■ EXERCISE ■
Reproduce every entry below precisely; do not include the pictures.

Stored data entries:
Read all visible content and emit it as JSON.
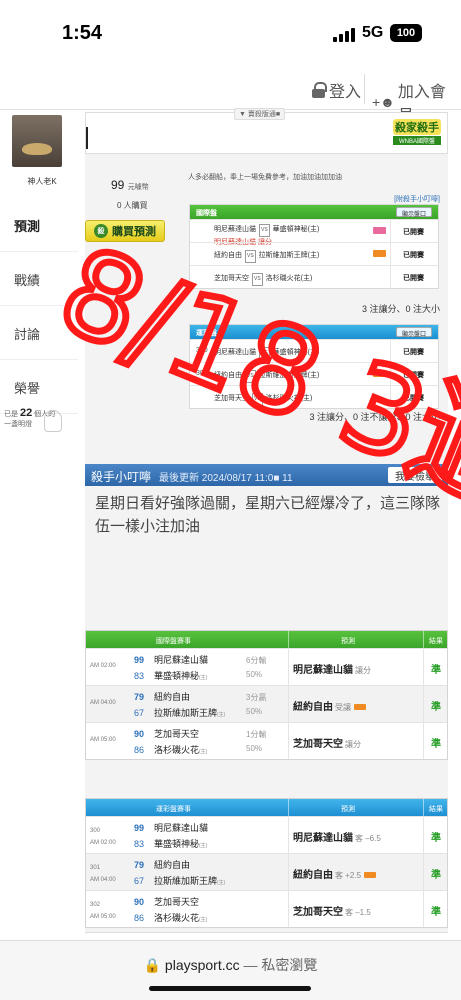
{
  "status_bar": {
    "time": "1:54",
    "network": "5G",
    "battery": "100"
  },
  "nav": {
    "login": "登入",
    "join": "加入會員"
  },
  "sidebar": {
    "user_name": "神人老K",
    "tabs": [
      "預測",
      "戰績",
      "討論",
      "榮譽"
    ],
    "active_tab": "預測",
    "count_prefix": "已是",
    "count": "22",
    "count_suffix": "個人的一盞明燈"
  },
  "banner": {
    "tag": "▼ 賣殺版通■",
    "logo_top": "殺家殺手",
    "logo_bottom": "WNBA國際盤"
  },
  "purchase": {
    "price": "99",
    "price_unit": "元噱幣",
    "buyers": "0 人購買",
    "button": "購買預測",
    "badge": "殺",
    "note": "人多必翻船，奉上一場免費參考，加油加油加加油",
    "attach": "[附殺手小叮嚀]"
  },
  "intl": {
    "title": "國際盤",
    "show": "顯示盤口",
    "rows": [
      {
        "home": "明尼蘇達山貓",
        "away": "華盛頓神秘(主)",
        "pick": "明尼蘇達山貓",
        "pick_type": "讓分",
        "status": "已開賽"
      },
      {
        "home": "紐約自由",
        "away": "拉斯維加斯王牌(主)",
        "pick": "",
        "pick_type": "",
        "status": "已開賽"
      },
      {
        "home": "芝加哥天空",
        "away": "洛杉磯火花(主)",
        "pick": "",
        "pick_type": "",
        "status": "已開賽"
      }
    ],
    "summary": "3 注讓分、0 注大小"
  },
  "lottery": {
    "title": "運彩盤",
    "show": "顯示盤口",
    "rows": [
      {
        "num": "300",
        "home": "明尼蘇達山貓",
        "away": "華盛頓神秘(主)",
        "status": "已開賽"
      },
      {
        "num": "301",
        "home": "紐約自由",
        "away": "拉斯維加斯王牌(主)",
        "status": "已開賽"
      },
      {
        "num": "",
        "home": "芝加哥天空",
        "away": "洛杉磯火花(主)",
        "status": "已開賽"
      }
    ],
    "summary": "3 注讓分、0 注不讓分、0 注大小"
  },
  "killer_tip": {
    "title": "殺手小叮嚀",
    "updated": "最後更新 2024/08/17 11:0■ 11",
    "report": "我要檢舉",
    "text": "星期日看好強隊過關，星期六已經爆冷了，這三隊隊伍一樣小注加油"
  },
  "intl_results": {
    "head_match": "國際盤賽事",
    "head_pred": "預測",
    "head_res": "結果",
    "rows": [
      {
        "time": "AM 02:00",
        "n1": "99",
        "t1": "明尼蘇達山貓",
        "n2": "83",
        "t2": "華盛頓神秘",
        "line1": "6分輸",
        "line2": "50%",
        "pred": "明尼蘇達山貓",
        "pred_type": "讓分",
        "res": "準"
      },
      {
        "time": "AM 04:00",
        "n1": "79",
        "t1": "紐約自由",
        "n2": "67",
        "t2": "拉斯維加斯王牌",
        "line1": "3分贏",
        "line2": "50%",
        "pred": "紐約自由",
        "pred_type": "受讓",
        "res": "準"
      },
      {
        "time": "AM 05:00",
        "n1": "90",
        "t1": "芝加哥天空",
        "n2": "86",
        "t2": "洛杉磯火花",
        "line1": "1分輸",
        "line2": "50%",
        "pred": "芝加哥天空",
        "pred_type": "讓分",
        "res": "準"
      }
    ]
  },
  "lottery_results": {
    "head_match": "運彩盤賽事",
    "head_pred": "預測",
    "head_res": "結果",
    "rows": [
      {
        "num": "300",
        "time": "AM 02:00",
        "n1": "99",
        "t1": "明尼蘇達山貓",
        "n2": "83",
        "t2": "華盛頓神秘",
        "pred": "明尼蘇達山貓",
        "pred_type": "客 –6.5",
        "res": "準"
      },
      {
        "num": "301",
        "time": "AM 04:00",
        "n1": "79",
        "t1": "紐約自由",
        "n2": "67",
        "t2": "拉斯維加斯王牌",
        "pred": "紐約自由",
        "pred_type": "客 +2.5",
        "res": "準"
      },
      {
        "num": "302",
        "time": "AM 05:00",
        "n1": "90",
        "t1": "芝加哥天空",
        "n2": "86",
        "t2": "洛杉磯火花",
        "pred": "芝加哥天空",
        "pred_type": "客 –1.5",
        "res": "準"
      }
    ]
  },
  "home_tag": "(主)",
  "safari": {
    "domain": "playsport.cc",
    "mode": "— 私密瀏覽"
  },
  "overlay_text": "8/18 3過3",
  "colors": {
    "green_head": "#3ba52a",
    "blue_head": "#1e8fd2",
    "overlay_red": "#ff1a1a",
    "result_green": "#2aa02a"
  }
}
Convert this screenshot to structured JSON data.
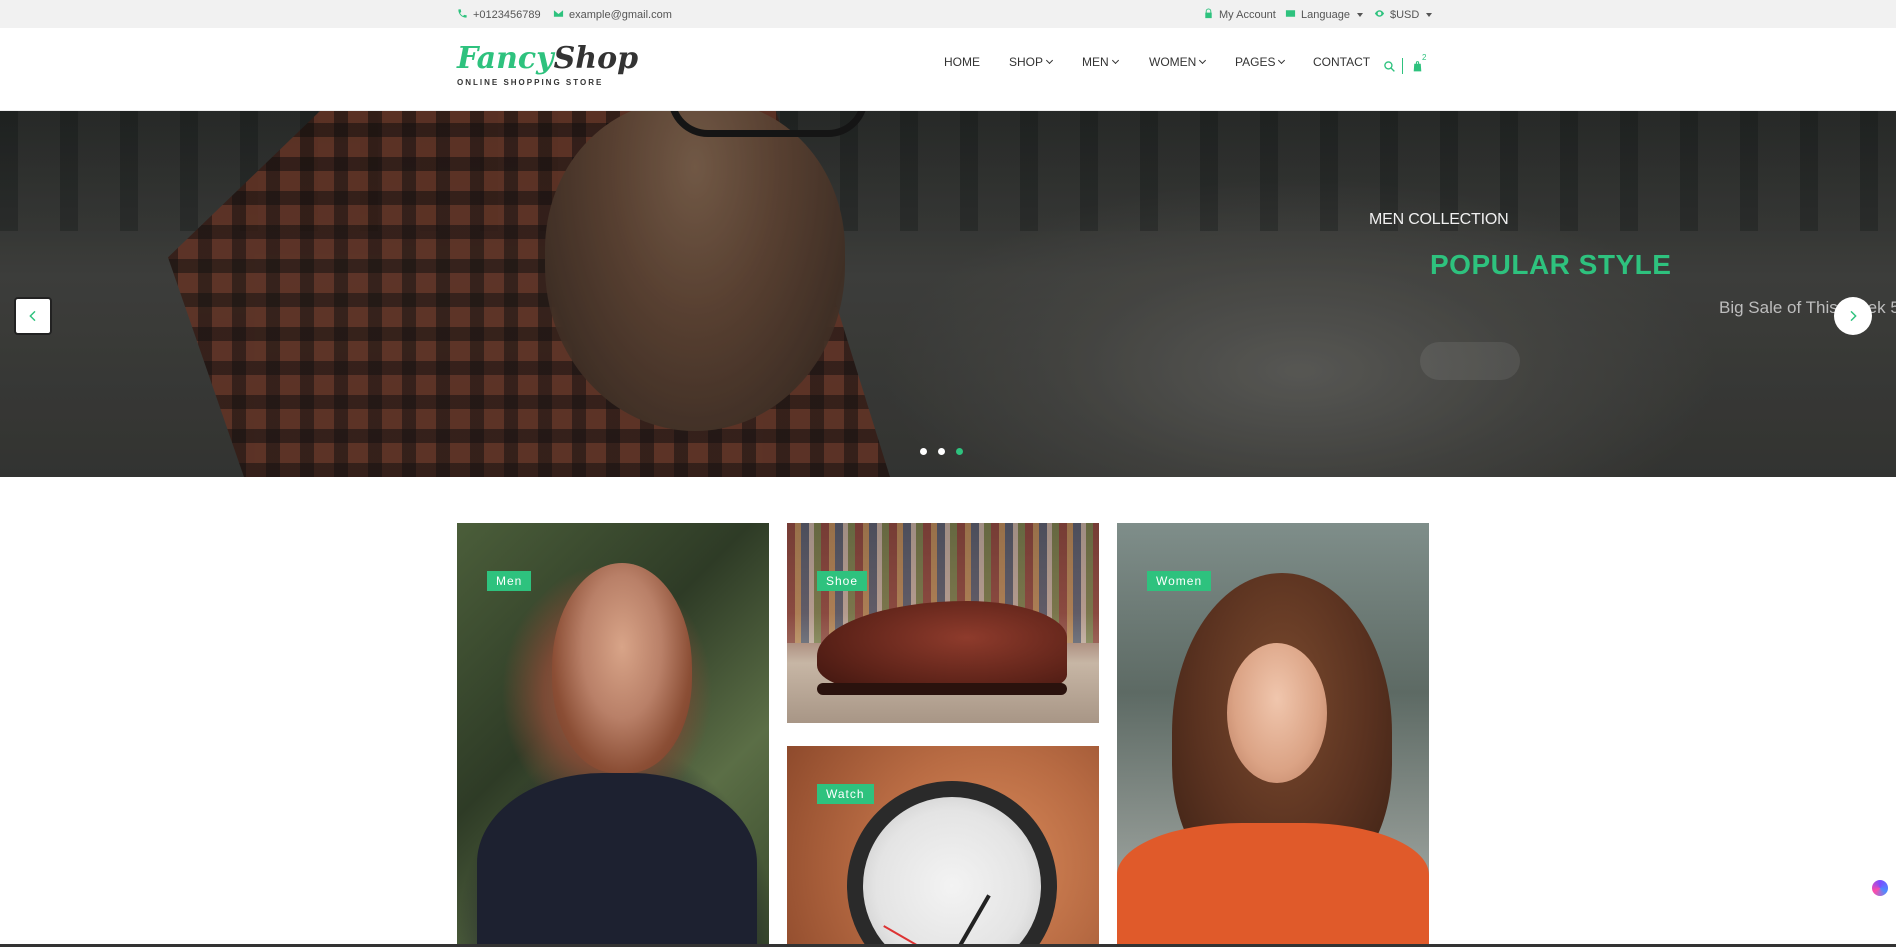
{
  "topbar": {
    "phone": "+0123456789",
    "email": "example@gmail.com",
    "account": "My Account",
    "language": "Language",
    "currency": "$USD"
  },
  "logo": {
    "word1": "Fancy",
    "word2": "Shop",
    "tagline": "ONLINE SHOPPING STORE"
  },
  "nav": {
    "items": [
      "HOME",
      "SHOP",
      "MEN",
      "WOMEN",
      "PAGES",
      "CONTACT"
    ],
    "cart_count": "2"
  },
  "hero": {
    "subtitle": "MEN COLLECTION",
    "title": "POPULAR STYLE",
    "description": "Big Sale of This Week 5",
    "slides_total": 3,
    "active_slide": 3
  },
  "categories": [
    "Men",
    "Shoe",
    "Watch",
    "Women"
  ],
  "colors": {
    "accent": "#2ec27e",
    "topbar_bg": "#f1f1f1",
    "text": "#333333"
  },
  "icons": [
    "phone-icon",
    "mail-icon",
    "lock-icon",
    "language-icon",
    "currency-icon",
    "search-icon",
    "cart-icon",
    "chevron-left-icon",
    "chevron-right-icon"
  ]
}
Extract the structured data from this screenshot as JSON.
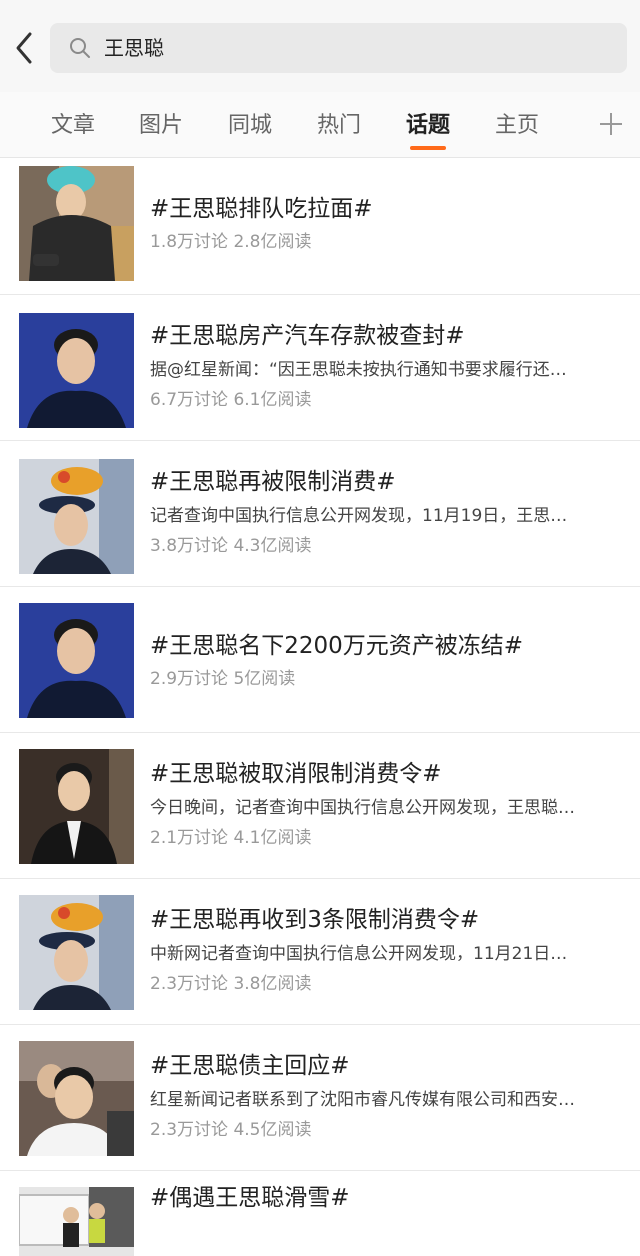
{
  "header": {
    "back_icon": "back-arrow-icon",
    "search_icon": "search-icon",
    "search_query": "王思聪"
  },
  "tabs": [
    {
      "label": "文章",
      "active": false
    },
    {
      "label": "图片",
      "active": false
    },
    {
      "label": "同城",
      "active": false
    },
    {
      "label": "热门",
      "active": false
    },
    {
      "label": "话题",
      "active": true
    },
    {
      "label": "主页",
      "active": false
    }
  ],
  "add_tab_icon": "plus-icon",
  "accent_color": "#ff6a1a",
  "topics": [
    {
      "title": "#王思聪排队吃拉面#",
      "desc": "",
      "stats": "1.8万讨论 2.8亿阅读"
    },
    {
      "title": "#王思聪房产汽车存款被查封#",
      "desc": "据@红星新闻：“因王思聪未按执行通知书要求履行还…",
      "stats": "6.7万讨论 6.1亿阅读"
    },
    {
      "title": "#王思聪再被限制消费#",
      "desc": "记者查询中国执行信息公开网发现，11月19日，王思…",
      "stats": "3.8万讨论 4.3亿阅读"
    },
    {
      "title": "#王思聪名下2200万元资产被冻结#",
      "desc": "",
      "stats": "2.9万讨论 5亿阅读"
    },
    {
      "title": "#王思聪被取消限制消费令#",
      "desc": "今日晚间，记者查询中国执行信息公开网发现，王思聪…",
      "stats": "2.1万讨论 4.1亿阅读"
    },
    {
      "title": "#王思聪再收到3条限制消费令#",
      "desc": "中新网记者查询中国执行信息公开网发现，11月21日…",
      "stats": "2.3万讨论 3.8亿阅读"
    },
    {
      "title": "#王思聪债主回应#",
      "desc": "红星新闻记者联系到了沈阳市睿凡传媒有限公司和西安…",
      "stats": "2.3万讨论 4.5亿阅读"
    },
    {
      "title": "#偶遇王思聪滑雪#",
      "desc": "",
      "stats": ""
    }
  ]
}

■ FINAL RESULT ■
Read all visible content and emit it as JSON.
{
  "status_bar": {
    "time": "1:54",
    "network": "5G",
    "battery": "100"
  },
  "nav": {
    "login": "登入",
    "join": "加入會員"
  },
  "sidebar": {
    "user_name": "神人老K",
    "tabs": [
      "預測",
      "戰績",
      "討論",
      "榮譽"
    ],
    "active_tab": "預測",
    "count_prefix": "已是",
    "count": "22",
    "count_suffix": "個人的一盞明燈"
  },
  "banner": {
    "tag": "▼ 賣殺版通■",
    "logo_top": "殺家殺手",
    "logo_bottom": "WNBA國際盤"
  },
  "purchase": {
    "price": "99",
    "price_unit": "元噱幣",
    "buyers": "0 人購買",
    "button": "購買預測",
    "badge": "殺",
    "note": "人多必翻船，奉上一場免費參考，加油加油加加油",
    "attach": "[附殺手小叮嚀]"
  },
  "intl": {
    "title": "國際盤",
    "show": "顯示盤口",
    "rows": [
      {
        "home": "明尼蘇達山貓",
        "away": "華盛頓神秘(主)",
        "pick": "明尼蘇達山貓",
        "pick_type": "讓分",
        "status": "已開賽"
      },
      {
        "home": "紐約自由",
        "away": "拉斯維加斯王牌(主)",
        "pick": "",
        "pick_type": "",
        "status": "已開賽"
      },
      {
        "home": "芝加哥天空",
        "away": "洛杉磯火花(主)",
        "pick": "",
        "pick_type": "",
        "status": "已開賽"
      }
    ],
    "summary": "3 注讓分、0 注大小"
  },
  "lottery": {
    "title": "運彩盤",
    "show": "顯示盤口",
    "rows": [
      {
        "num": "300",
        "home": "明尼蘇達山貓",
        "away": "華盛頓神秘(主)",
        "status": "已開賽"
      },
      {
        "num": "301",
        "home": "紐約自由",
        "away": "拉斯維加斯王牌(主)",
        "status": "已開賽"
      },
      {
        "num": "",
        "home": "芝加哥天空",
        "away": "洛杉磯火花(主)",
        "status": "已開賽"
      }
    ],
    "summary": "3 注讓分、0 注不讓分、0 注大小"
  },
  "killer_tip": {
    "title": "殺手小叮嚀",
    "updated": "最後更新 2024/08/17 11:0■ 11",
    "report": "我要檢舉",
    "text": "星期日看好強隊過關，星期六已經爆冷了，這三隊隊伍一樣小注加油"
  },
  "intl_results": {
    "head_match": "國際盤賽事",
    "head_pred": "預測",
    "head_res": "結果",
    "rows": [
      {
        "time": "AM 02:00",
        "n1": "99",
        "t1": "明尼蘇達山貓",
        "n2": "83",
        "t2": "華盛頓神秘",
        "line1": "6分輸",
        "line2": "50%",
        "pred": "明尼蘇達山貓",
        "pred_type": "讓分",
        "res": "準"
      },
      {
        "time": "AM 04:00",
        "n1": "79",
        "t1": "紐約自由",
        "n2": "67",
        "t2": "拉斯維加斯王牌",
        "line1": "3分贏",
        "line2": "50%",
        "pred": "紐約自由",
        "pred_type": "受讓",
        "res": "準"
      },
      {
        "time": "AM 05:00",
        "n1": "90",
        "t1": "芝加哥天空",
        "n2": "86",
        "t2": "洛杉磯火花",
        "line1": "1分輸",
        "line2": "50%",
        "pred": "芝加哥天空",
        "pred_type": "讓分",
        "res": "準"
      }
    ]
  },
  "lottery_results": {
    "head_match": "運彩盤賽事",
    "head_pred": "預測",
    "head_res": "結果",
    "rows": [
      {
        "num": "300",
        "time": "AM 02:00",
        "n1": "99",
        "t1": "明尼蘇達山貓",
        "n2": "83",
        "t2": "華盛頓神秘",
        "pred": "明尼蘇達山貓",
        "pred_type": "客 –6.5",
        "res": "準"
      },
      {
        "num": "301",
        "time": "AM 04:00",
        "n1": "79",
        "t1": "紐約自由",
        "n2": "67",
        "t2": "拉斯維加斯王牌",
        "pred": "紐約自由",
        "pred_type": "客 +2.5",
        "res": "準"
      },
      {
        "num": "302",
        "time": "AM 05:00",
        "n1": "90",
        "t1": "芝加哥天空",
        "n2": "86",
        "t2": "洛杉磯火花",
        "pred": "芝加哥天空",
        "pred_type": "客 –1.5",
        "res": "準"
      }
    ]
  },
  "home_tag": "(主)",
  "safari": {
    "domain": "playsport.cc",
    "mode": "— 私密瀏覽"
  },
  "overlay_text": "8/18 3過3",
  "colors": {
    "green_head": "#3ba52a",
    "blue_head": "#1e8fd2",
    "overlay_red": "#ff1a1a",
    "result_green": "#2aa02a"
  }
}
Convert this screenshot to structured JSON data.
{
  "topbar": {
    "phone": "+0123456789",
    "email": "example@gmail.com",
    "account": "My Account",
    "language": "Language",
    "currency": "$USD"
  },
  "logo": {
    "word1": "Fancy",
    "word2": "Shop",
    "tagline": "ONLINE SHOPPING STORE"
  },
  "nav": {
    "items": [
      "HOME",
      "SHOP",
      "MEN",
      "WOMEN",
      "PAGES",
      "CONTACT"
    ],
    "cart_count": "2"
  },
  "hero": {
    "subtitle": "MEN COLLECTION",
    "title": "POPULAR STYLE",
    "description": "Big Sale of This Week 5",
    "slides_total": 3,
    "active_slide": 3
  },
  "categories": [
    "Men",
    "Shoe",
    "Watch",
    "Women"
  ],
  "colors": {
    "accent": "#2ec27e",
    "topbar_bg": "#f1f1f1",
    "text": "#333333"
  },
  "icons": [
    "phone-icon",
    "mail-icon",
    "lock-icon",
    "language-icon",
    "currency-icon",
    "search-icon",
    "cart-icon",
    "chevron-left-icon",
    "chevron-right-icon"
  ]
}
Extract the structured data from this screenshot as JSON.
{
  "header": {
    "back_icon": "back-arrow-icon",
    "search_icon": "search-icon",
    "search_query": "王思聪"
  },
  "tabs": [
    {
      "label": "文章",
      "active": false
    },
    {
      "label": "图片",
      "active": false
    },
    {
      "label": "同城",
      "active": false
    },
    {
      "label": "热门",
      "active": false
    },
    {
      "label": "话题",
      "active": true
    },
    {
      "label": "主页",
      "active": false
    }
  ],
  "add_tab_icon": "plus-icon",
  "accent_color": "#ff6a1a",
  "topics": [
    {
      "title": "#王思聪排队吃拉面#",
      "desc": "",
      "stats": "1.8万讨论 2.8亿阅读"
    },
    {
      "title": "#王思聪房产汽车存款被查封#",
      "desc": "据@红星新闻：“因王思聪未按执行通知书要求履行还…",
      "stats": "6.7万讨论 6.1亿阅读"
    },
    {
      "title": "#王思聪再被限制消费#",
      "desc": "记者查询中国执行信息公开网发现，11月19日，王思…",
      "stats": "3.8万讨论 4.3亿阅读"
    },
    {
      "title": "#王思聪名下2200万元资产被冻结#",
      "desc": "",
      "stats": "2.9万讨论 5亿阅读"
    },
    {
      "title": "#王思聪被取消限制消费令#",
      "desc": "今日晚间，记者查询中国执行信息公开网发现，王思聪…",
      "stats": "2.1万讨论 4.1亿阅读"
    },
    {
      "title": "#王思聪再收到3条限制消费令#",
      "desc": "中新网记者查询中国执行信息公开网发现，11月21日…",
      "stats": "2.3万讨论 3.8亿阅读"
    },
    {
      "title": "#王思聪债主回应#",
      "desc": "红星新闻记者联系到了沈阳市睿凡传媒有限公司和西安…",
      "stats": "2.3万讨论 4.5亿阅读"
    },
    {
      "title": "#偶遇王思聪滑雪#",
      "desc": "",
      "stats": ""
    }
  ]
}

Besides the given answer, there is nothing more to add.